## Exercises to complete
(1) In the IndyCar fan comments, what kind of race did billytheskink attend late last year that drew a capacity crowd?
(2) Check each statement against the IndyCar fan comments and mark it yes or no, quoting the words of the comments that decide it: (a) billytheskink expects a 50% figure. (b) James T Suel works in healthcare. (c) The sprint car race billytheskink attended drew a small crowd.
(3) Carry on the IndyCar fan comments from their last line.

## Quoted passage
....................

  2. I definitely feel more comfortable going now that I am fully vaccinated. I’m hoping for a 50% crowd. Indiana’s positivity rate went down to 3% yesterday. Things are hopeful.

  3. To those who think no races should be run this year I say how can you even be an IndyCar fan, or any racing fan for that matter. Those who would think the whole season should be scrapped at this point is just a troll. That doesn’t make any sense. If life gets to the point where it’s not worth living for some of these people then what’s the point of living anyway? A full IndyCar season will do a lot of of us a lot of good so bring it on.

  4. billytheskink Says:

    The way things are going, I would expect a 50% figure. I do hope there are no surprise late-coming restrictions like there were last year. That was an expensive mess and an unfortunate (and unnecessary, both on IMS and IU Health’s part) black eye for IMS.

    Lower-profile racing and sporting events have been operating with little to no crowd restrictions for some time now. I attended a sprint car race late last year that drew a capacity crowd, which I did not expect when I decided to go. Backlash to these events has been limited because of their profile, but they have involved tens of thousands of people nevertheless. I would expect that outdoor events fared better on safety than indoor ones and I’m glad they race sprint cars outdoors…

  5. James T Suel Says:

    Well I will probably be slave for my thoughts, but in my opinion, they should be at full capacity!IMS is a huge outdoor filcitily. If a person feels its dangerous, fine stay home. My work in transportation has kept me out in public and around many people in many states , large and small cities with no problems. Hopefully we get at least 50 to 75 %.
....................
## Given information
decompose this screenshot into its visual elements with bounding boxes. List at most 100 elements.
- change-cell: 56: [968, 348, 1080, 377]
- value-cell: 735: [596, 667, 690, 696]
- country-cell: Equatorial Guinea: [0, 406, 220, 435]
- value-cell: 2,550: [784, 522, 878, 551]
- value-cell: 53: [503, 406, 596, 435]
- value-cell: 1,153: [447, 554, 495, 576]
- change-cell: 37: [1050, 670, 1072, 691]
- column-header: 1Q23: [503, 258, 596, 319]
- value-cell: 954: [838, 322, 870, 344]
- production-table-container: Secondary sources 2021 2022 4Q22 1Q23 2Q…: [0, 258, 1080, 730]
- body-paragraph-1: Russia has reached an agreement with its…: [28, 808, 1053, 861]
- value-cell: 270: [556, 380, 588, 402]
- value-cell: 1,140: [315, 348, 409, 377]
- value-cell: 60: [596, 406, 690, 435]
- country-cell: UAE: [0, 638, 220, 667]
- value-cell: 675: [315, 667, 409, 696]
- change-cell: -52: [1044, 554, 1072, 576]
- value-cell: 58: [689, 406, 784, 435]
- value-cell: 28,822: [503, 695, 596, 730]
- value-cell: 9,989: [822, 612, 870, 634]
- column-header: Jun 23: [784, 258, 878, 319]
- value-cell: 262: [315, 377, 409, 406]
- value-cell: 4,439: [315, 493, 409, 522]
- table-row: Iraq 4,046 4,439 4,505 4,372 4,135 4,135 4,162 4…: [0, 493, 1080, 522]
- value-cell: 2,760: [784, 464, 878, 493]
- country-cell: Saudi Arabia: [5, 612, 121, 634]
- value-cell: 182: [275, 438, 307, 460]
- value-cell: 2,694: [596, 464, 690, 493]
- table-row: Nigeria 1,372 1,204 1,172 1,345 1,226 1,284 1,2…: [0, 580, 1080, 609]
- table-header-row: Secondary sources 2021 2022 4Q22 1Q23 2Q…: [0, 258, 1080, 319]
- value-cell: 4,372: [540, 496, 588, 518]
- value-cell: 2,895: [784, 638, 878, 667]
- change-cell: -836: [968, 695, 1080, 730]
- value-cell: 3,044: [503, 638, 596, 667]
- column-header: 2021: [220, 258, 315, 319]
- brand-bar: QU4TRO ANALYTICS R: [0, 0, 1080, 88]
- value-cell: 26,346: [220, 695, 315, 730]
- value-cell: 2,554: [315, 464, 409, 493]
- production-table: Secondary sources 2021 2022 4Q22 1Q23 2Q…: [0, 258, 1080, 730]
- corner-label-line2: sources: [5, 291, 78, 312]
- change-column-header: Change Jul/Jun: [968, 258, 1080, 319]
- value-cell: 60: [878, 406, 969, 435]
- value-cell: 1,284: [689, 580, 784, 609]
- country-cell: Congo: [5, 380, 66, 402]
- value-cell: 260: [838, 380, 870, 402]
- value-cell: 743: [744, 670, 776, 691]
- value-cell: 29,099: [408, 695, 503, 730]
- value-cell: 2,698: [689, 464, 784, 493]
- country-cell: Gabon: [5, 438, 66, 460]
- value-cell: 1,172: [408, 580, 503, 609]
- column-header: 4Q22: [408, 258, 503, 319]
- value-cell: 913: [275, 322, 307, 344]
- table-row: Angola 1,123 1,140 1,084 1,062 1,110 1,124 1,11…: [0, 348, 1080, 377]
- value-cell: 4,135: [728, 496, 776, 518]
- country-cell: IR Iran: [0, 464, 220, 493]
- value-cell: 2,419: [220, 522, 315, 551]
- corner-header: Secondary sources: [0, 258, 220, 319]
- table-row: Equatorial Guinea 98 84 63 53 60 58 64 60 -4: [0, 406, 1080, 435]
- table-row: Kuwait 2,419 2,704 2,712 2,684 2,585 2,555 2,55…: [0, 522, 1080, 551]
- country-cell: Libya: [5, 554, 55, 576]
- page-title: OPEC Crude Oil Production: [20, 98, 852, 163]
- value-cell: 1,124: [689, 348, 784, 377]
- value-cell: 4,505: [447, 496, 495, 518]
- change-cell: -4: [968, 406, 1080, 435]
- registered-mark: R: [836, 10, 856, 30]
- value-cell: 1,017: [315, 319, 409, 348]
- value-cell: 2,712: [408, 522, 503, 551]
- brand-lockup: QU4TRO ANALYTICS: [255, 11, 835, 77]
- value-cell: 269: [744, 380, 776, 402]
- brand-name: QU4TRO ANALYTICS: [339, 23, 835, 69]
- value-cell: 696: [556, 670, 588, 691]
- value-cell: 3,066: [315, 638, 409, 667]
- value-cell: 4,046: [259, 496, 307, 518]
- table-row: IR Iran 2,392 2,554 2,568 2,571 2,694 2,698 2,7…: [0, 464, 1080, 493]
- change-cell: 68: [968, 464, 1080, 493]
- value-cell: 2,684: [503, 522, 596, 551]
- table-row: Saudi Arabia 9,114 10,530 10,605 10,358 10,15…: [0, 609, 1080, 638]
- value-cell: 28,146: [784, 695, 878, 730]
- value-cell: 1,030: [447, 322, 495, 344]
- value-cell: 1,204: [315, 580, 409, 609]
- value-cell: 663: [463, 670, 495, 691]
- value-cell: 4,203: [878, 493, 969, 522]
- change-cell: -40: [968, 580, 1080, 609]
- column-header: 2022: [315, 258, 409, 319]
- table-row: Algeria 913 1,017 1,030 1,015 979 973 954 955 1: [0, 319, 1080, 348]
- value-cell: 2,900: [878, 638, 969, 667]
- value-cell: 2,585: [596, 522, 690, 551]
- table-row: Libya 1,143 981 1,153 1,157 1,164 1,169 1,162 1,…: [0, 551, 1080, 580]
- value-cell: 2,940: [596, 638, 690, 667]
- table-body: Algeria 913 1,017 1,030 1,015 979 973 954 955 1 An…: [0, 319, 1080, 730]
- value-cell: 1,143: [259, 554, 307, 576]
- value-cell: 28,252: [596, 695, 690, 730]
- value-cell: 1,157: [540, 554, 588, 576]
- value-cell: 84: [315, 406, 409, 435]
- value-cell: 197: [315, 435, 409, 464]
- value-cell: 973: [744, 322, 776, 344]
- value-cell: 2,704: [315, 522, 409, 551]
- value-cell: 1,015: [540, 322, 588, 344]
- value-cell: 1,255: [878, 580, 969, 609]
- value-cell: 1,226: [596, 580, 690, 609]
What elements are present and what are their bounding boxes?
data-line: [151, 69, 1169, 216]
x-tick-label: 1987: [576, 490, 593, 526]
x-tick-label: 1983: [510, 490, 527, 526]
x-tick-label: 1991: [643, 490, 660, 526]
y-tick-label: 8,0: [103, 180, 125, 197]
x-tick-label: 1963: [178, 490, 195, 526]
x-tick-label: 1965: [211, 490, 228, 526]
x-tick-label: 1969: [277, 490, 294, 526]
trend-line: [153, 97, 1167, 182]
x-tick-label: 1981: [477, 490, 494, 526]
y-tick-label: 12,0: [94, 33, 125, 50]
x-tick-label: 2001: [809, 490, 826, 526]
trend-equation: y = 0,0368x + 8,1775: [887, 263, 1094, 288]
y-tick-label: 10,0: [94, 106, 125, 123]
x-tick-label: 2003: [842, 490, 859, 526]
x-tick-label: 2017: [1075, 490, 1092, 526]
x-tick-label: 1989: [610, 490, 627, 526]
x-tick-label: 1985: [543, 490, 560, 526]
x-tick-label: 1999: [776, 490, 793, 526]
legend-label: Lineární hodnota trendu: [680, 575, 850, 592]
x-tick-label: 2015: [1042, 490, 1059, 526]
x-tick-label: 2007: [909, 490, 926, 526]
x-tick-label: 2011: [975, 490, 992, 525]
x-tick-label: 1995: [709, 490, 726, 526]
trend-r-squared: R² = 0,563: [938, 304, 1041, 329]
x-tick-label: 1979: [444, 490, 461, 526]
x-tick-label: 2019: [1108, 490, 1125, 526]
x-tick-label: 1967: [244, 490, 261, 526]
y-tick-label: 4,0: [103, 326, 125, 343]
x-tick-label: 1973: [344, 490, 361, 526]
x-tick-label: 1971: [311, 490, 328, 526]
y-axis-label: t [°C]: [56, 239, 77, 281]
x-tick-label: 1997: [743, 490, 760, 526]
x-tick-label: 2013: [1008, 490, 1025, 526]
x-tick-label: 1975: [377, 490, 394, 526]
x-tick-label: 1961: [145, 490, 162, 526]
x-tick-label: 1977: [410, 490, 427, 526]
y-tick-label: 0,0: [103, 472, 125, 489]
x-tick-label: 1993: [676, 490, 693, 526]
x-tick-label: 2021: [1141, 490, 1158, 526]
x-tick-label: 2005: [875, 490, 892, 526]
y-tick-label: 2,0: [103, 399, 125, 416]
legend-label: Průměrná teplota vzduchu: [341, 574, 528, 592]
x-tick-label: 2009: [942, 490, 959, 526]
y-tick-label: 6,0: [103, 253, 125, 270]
....................
## Results by task
(1) A sprint car race.

(2)
(a) Yes: "The way things are going, I would expect a 50% figure."
(b) No: "My work in transportation has kept me out in public and around many people in many states"
(c) No: "I attended a sprint car race late last year that drew a capacity crowd"

(3)
  6. Given that we completely disagreed on this topic a year ago, George, you may or may not be glad to know that I agree with your assessment this time around.

    First off, I think that a minimum of 20% to 25% capacity will be allowed. That’s generally consistent with the limits at the World Series, the Super Bowl, and Daytona, not to mention Doug Boles’s comments. There are scenarios where we run into huge problems with vaccine distribution and more virulent strains emerge, and as a result, things could be worse than they are now. But I think that’s unlikely, so 20%-25% is a reasonable lower bound.

    As for the upper bound: If we could get the vaccine into enough arms by May, and if there was sufficient evidence available at that time that vaccinated people are unlikely to transmit the virus, then we could throw open the gates and dispense with any limits. Now, I think that’s unlikely to happen by May, but we may make enough progress on both of those fronts that people are willing to take additional risks. Of course, you don’t really get social distancing at 50% of capacity–there are going to be people very close to you who aren’t in your party—but the risks of transmission are lower because it is less likely that the person who is close to you can transmit the virus to you, so it may be reasonable to relax the limits a bit. I doubt that it would go above 50%, but that’s dependent on a lot of things that haven’t happened yet.

    • Actually, I’m very glad to see that we agree. You were one of the ones I was referring to, who “respectfully challenged” me here. I have no problem when someone disagrees with me. I just have a problem with those that get emotionally outraged, when I disagree with them. Hopefully, you and I can share an adult beverage in May. – GP

      • Oh, I was speaking in jest with my introductory sentence. I know that you’re perfectly fine with someone who disagrees with you, as long as they do so in a reasonable and respectful manner. And if we can’t share an adult beverage this May, let’s plan to do it in May of 2022, and we can delve into some really contentious topics, such as why I think tenderloin sandwiches are overrated.

        Please pass my regards to Susan. I was glad to hear things went so well in Louisville.